* [THE EXERCISE]:
For the material that follows, list every line containing the word "même".

* [MATERIALS PROVIDED]:
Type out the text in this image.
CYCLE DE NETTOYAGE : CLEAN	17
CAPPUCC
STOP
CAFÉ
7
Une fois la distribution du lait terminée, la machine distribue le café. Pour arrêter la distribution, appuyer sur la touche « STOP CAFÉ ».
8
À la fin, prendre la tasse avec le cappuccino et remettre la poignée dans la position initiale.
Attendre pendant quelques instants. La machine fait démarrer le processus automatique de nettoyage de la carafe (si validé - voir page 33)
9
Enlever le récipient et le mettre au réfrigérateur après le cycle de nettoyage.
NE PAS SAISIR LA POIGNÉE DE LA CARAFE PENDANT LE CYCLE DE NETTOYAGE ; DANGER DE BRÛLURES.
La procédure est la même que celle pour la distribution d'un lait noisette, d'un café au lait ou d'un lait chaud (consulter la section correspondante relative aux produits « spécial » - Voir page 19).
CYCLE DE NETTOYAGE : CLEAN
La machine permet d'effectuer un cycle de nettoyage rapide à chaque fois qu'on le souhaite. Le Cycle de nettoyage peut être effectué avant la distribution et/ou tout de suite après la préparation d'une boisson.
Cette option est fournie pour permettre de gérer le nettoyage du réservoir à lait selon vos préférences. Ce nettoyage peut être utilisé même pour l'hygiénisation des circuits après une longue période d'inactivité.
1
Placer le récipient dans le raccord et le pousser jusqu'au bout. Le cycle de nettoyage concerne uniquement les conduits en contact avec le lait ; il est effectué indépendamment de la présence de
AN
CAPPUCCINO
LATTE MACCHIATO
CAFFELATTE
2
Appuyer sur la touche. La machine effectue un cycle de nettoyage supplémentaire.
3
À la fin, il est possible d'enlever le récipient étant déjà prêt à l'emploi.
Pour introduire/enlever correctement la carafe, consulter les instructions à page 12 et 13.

* [EXPECTED ANSWER]:
La procédure est la même que celle pour la distribution d'un lait noisette, d'un café au lait ou d'un lait chaud (consulter la section correspondante relative aux produits « spécial » - Voir page 19).
Cette option est fournie pour permettre de gérer le nettoyage du réservoir à lait selon vos préférences. Ce nettoyage peut être utilisé même pour l'hygiénisation des circuits après une longue période d'inactivité.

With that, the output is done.